** BEGIN Supplied records **

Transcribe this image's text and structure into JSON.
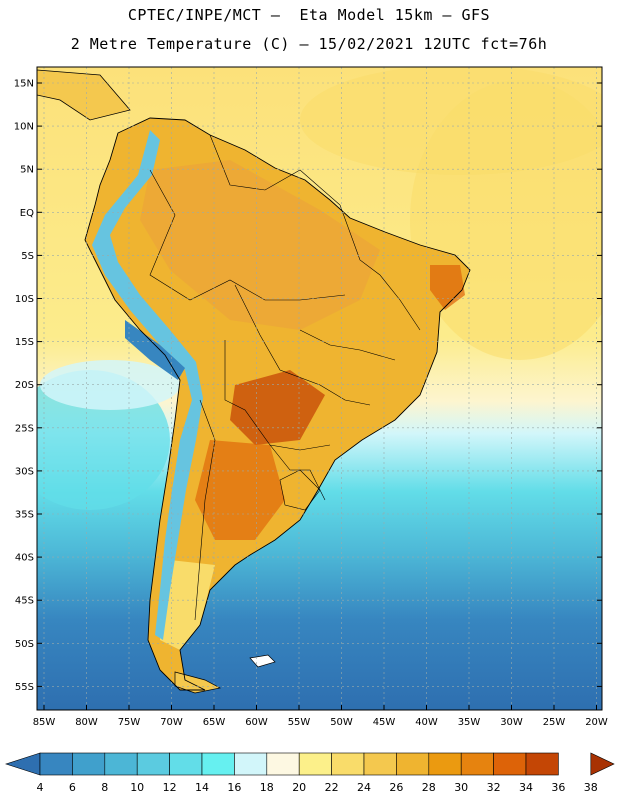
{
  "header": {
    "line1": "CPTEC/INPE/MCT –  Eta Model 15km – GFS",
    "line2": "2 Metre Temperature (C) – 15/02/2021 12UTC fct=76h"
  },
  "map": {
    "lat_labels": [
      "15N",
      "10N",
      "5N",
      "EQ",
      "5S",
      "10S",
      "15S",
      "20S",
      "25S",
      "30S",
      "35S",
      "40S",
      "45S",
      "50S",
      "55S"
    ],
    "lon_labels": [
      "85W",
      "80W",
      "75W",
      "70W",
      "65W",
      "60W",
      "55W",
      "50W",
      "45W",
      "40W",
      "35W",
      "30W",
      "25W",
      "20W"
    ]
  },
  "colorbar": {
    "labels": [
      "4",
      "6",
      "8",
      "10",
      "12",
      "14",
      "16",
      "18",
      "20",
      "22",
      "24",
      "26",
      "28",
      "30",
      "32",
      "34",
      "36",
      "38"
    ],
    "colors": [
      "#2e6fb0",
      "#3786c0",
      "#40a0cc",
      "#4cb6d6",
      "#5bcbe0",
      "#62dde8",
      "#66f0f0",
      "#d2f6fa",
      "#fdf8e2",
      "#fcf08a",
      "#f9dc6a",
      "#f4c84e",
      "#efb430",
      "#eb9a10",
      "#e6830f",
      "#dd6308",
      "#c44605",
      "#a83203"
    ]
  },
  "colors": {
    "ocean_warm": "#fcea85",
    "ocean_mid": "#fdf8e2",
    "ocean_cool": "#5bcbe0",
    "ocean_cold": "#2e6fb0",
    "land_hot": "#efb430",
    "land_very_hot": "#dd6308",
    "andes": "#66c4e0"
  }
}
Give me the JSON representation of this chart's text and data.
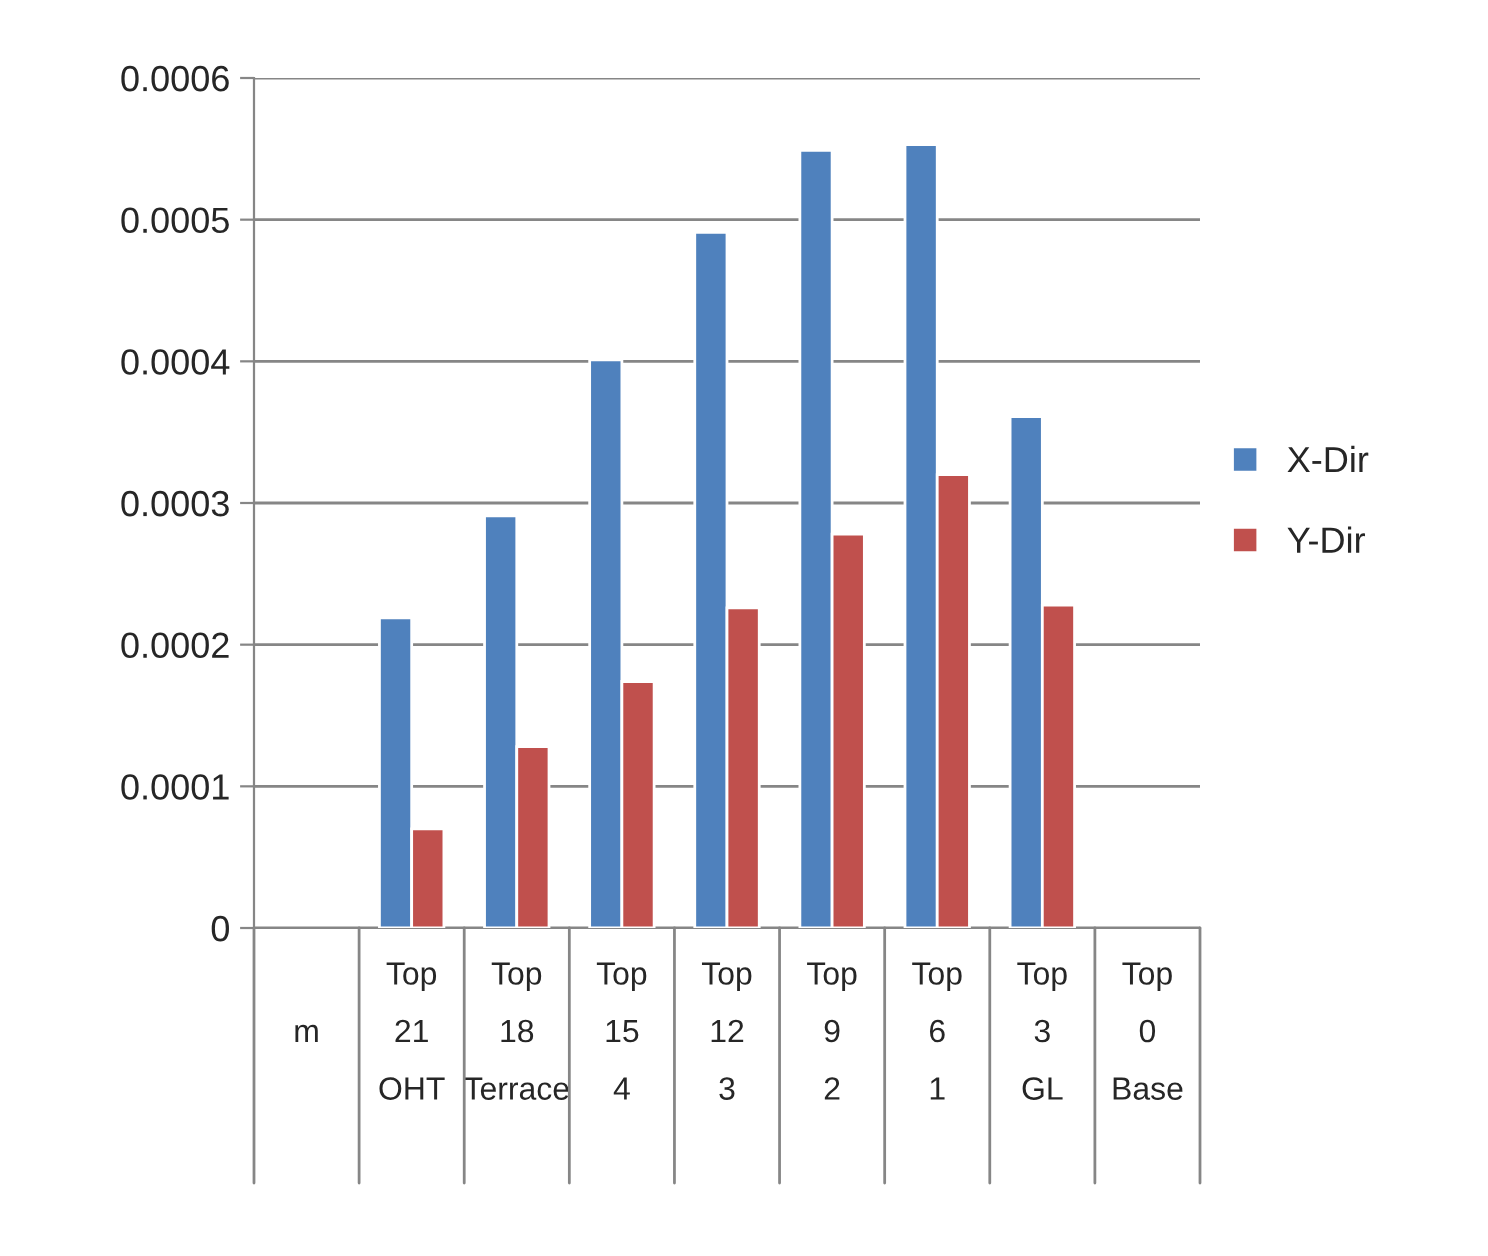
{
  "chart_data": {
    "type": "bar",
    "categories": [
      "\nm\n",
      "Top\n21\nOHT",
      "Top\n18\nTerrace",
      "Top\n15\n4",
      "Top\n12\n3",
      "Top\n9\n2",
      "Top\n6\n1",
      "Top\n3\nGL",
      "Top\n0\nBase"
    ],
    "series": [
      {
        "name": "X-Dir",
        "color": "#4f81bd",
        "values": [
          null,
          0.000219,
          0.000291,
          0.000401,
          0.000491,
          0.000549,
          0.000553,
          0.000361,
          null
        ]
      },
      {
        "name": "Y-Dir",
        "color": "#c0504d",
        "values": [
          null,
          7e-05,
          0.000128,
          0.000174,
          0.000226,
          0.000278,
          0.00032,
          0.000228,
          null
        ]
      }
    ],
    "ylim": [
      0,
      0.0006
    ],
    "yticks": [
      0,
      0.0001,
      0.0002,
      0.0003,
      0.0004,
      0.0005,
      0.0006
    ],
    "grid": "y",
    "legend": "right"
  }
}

** END Supplied records **
** BEGIN Supplied records **

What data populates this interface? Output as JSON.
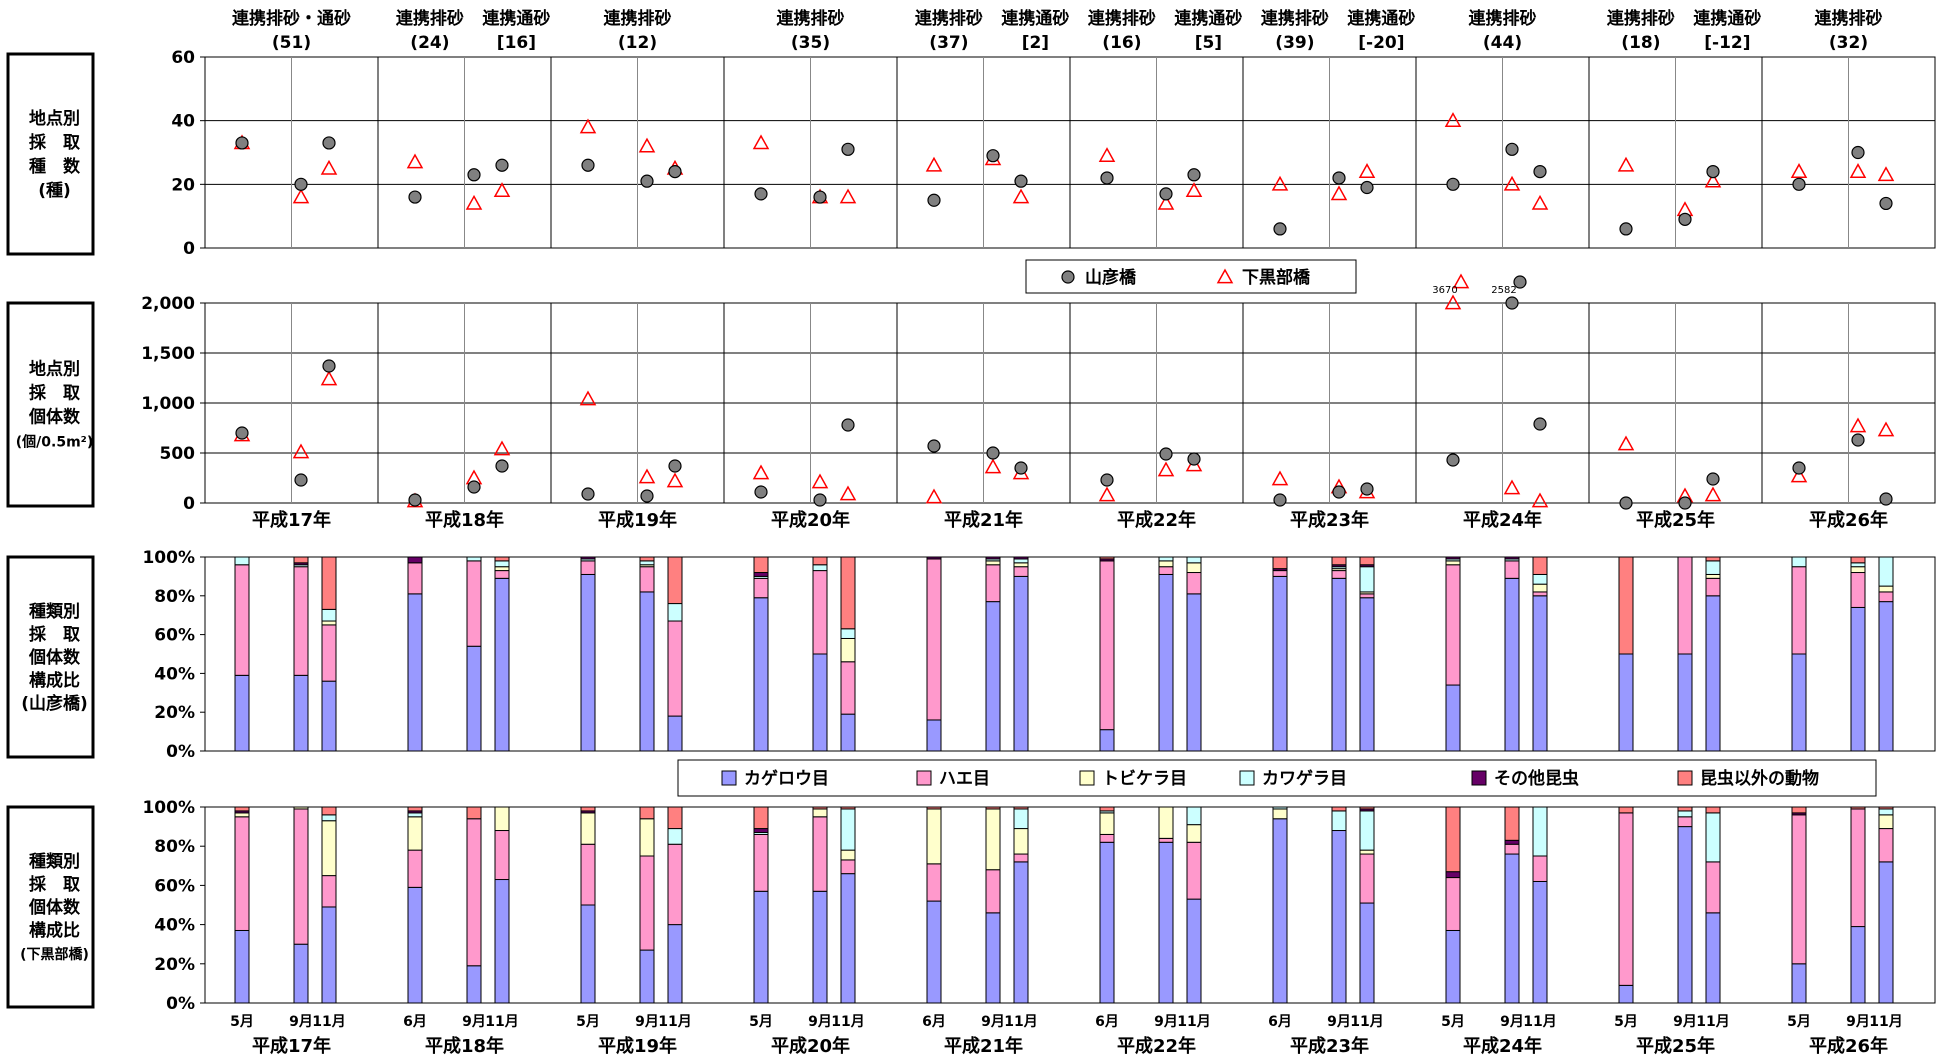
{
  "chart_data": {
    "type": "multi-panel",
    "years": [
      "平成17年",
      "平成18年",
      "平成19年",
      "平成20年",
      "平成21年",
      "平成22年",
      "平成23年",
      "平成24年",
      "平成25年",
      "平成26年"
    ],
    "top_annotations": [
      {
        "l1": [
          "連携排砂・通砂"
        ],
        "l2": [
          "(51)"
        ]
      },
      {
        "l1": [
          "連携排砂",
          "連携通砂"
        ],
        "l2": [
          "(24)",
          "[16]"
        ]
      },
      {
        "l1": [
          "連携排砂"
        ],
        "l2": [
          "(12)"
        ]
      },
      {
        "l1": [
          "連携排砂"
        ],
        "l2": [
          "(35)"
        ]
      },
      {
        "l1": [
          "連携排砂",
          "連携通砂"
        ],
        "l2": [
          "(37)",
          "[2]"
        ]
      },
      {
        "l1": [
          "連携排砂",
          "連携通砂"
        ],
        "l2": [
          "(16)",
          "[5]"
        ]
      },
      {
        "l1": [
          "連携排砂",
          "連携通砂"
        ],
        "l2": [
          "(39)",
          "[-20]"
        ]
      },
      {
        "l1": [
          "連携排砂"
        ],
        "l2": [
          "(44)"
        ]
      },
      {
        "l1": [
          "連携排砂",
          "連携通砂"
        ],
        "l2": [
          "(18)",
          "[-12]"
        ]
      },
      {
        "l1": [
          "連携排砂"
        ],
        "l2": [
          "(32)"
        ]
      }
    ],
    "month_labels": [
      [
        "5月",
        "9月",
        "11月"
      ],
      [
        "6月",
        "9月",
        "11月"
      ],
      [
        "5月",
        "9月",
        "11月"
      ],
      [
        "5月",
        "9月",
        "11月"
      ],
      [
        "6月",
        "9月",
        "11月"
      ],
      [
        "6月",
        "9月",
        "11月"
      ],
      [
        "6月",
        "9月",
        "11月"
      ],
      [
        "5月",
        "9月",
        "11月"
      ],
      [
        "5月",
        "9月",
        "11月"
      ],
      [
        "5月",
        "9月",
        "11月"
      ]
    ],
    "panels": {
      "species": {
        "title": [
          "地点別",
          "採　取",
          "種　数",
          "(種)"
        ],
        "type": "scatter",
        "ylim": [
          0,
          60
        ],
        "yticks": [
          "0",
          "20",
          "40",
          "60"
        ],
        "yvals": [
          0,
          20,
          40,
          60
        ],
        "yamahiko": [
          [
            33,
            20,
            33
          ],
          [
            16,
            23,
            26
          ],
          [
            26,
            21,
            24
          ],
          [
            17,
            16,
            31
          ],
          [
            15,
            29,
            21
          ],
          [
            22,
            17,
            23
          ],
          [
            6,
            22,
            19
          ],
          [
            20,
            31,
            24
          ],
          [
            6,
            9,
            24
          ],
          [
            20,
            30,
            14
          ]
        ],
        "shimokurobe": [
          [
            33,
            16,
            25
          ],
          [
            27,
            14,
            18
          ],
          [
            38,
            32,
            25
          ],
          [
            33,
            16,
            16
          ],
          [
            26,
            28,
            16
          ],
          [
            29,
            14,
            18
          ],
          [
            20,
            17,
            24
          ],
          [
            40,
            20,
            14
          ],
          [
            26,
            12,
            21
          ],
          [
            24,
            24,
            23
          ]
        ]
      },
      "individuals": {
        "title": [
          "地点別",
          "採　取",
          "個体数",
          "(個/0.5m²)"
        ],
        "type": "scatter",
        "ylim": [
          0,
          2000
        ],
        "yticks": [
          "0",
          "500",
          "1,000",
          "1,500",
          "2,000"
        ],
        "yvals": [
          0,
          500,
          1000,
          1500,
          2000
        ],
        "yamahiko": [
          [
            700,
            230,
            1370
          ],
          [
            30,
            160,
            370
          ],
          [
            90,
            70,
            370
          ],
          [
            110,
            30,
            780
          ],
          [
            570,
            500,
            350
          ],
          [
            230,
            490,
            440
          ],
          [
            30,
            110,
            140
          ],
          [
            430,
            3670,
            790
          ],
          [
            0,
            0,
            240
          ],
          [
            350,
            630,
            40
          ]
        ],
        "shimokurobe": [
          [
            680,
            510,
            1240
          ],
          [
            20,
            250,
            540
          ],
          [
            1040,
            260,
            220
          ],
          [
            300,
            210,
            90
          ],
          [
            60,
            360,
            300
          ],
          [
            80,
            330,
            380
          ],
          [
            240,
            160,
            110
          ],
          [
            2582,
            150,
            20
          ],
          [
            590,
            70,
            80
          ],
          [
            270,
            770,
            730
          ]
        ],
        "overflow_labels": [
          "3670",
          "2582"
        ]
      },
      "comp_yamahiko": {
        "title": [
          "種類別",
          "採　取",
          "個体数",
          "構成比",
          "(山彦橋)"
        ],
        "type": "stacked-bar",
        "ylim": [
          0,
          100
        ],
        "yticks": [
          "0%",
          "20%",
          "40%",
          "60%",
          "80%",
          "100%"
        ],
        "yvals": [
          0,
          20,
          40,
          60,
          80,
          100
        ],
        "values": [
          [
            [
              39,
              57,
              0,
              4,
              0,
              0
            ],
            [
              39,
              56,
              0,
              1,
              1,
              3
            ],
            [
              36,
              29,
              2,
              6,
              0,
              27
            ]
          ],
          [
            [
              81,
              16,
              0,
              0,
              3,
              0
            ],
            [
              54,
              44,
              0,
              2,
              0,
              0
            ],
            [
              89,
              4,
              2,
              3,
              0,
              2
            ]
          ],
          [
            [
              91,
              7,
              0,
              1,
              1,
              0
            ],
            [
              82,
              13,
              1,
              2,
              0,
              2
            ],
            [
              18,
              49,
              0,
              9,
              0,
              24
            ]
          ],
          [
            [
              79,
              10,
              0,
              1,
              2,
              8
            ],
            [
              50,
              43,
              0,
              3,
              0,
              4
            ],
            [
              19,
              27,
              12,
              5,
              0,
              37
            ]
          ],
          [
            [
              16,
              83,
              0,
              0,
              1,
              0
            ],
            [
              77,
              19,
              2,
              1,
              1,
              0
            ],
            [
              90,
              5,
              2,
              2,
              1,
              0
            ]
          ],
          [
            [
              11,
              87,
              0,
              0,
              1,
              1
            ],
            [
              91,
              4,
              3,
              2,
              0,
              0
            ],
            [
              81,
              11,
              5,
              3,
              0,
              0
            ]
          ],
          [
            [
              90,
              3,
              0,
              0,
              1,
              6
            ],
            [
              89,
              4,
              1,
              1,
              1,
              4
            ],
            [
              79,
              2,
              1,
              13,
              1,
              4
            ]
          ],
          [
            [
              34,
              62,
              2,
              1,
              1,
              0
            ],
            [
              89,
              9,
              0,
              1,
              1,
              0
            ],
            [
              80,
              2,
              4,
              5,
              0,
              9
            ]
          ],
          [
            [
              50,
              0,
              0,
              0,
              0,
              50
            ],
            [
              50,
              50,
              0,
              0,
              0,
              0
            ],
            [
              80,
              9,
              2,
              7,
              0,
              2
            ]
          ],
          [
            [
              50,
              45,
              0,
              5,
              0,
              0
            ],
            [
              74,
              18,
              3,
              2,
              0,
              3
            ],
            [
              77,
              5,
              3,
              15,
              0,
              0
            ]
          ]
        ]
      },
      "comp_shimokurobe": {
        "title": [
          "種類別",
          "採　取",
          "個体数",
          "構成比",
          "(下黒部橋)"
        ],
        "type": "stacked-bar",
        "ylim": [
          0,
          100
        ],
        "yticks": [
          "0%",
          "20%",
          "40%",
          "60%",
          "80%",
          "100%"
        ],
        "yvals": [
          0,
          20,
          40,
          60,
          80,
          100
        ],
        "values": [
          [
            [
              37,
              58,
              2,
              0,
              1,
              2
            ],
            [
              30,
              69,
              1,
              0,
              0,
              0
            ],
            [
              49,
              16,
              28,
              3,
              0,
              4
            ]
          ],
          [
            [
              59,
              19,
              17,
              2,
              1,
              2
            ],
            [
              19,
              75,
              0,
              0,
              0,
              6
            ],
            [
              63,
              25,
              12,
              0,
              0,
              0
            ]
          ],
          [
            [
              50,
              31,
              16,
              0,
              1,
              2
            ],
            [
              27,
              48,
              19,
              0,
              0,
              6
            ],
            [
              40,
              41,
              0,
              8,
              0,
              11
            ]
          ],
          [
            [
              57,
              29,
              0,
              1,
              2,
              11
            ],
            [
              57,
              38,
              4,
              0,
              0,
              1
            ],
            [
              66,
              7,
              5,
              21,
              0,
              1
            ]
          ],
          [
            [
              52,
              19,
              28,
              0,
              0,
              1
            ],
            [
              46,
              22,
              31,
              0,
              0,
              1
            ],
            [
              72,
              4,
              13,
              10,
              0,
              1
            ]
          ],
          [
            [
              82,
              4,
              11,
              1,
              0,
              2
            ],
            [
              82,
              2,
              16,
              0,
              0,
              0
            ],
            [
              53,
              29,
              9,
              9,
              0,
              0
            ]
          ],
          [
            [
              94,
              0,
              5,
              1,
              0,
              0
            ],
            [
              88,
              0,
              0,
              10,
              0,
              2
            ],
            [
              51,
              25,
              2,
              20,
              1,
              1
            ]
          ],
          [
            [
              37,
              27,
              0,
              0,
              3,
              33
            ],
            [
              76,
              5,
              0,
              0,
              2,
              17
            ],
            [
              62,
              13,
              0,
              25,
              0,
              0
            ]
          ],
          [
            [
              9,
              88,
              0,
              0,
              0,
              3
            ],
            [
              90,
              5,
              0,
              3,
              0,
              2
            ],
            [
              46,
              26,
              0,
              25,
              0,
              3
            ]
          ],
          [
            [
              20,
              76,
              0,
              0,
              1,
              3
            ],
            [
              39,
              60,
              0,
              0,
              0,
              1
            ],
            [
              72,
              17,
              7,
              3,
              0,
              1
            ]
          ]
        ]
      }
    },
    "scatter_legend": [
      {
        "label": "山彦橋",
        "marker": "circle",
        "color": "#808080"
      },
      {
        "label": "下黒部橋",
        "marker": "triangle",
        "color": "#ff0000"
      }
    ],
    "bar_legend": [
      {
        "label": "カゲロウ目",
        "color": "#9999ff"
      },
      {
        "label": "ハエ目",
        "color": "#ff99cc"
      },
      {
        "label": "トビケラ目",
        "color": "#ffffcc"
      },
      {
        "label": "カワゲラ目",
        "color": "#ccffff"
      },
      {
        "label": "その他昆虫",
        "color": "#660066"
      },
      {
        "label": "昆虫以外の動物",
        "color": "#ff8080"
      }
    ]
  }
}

** END Supplied records **

What you are asked to do: Show the lines from the data above that contain the string "JSON".

Response to the exercise:
Transcribe this image's text and structure into JSON.
Give me the JSON representation of this chart's text and data.
What data populates this interface? Output as JSON.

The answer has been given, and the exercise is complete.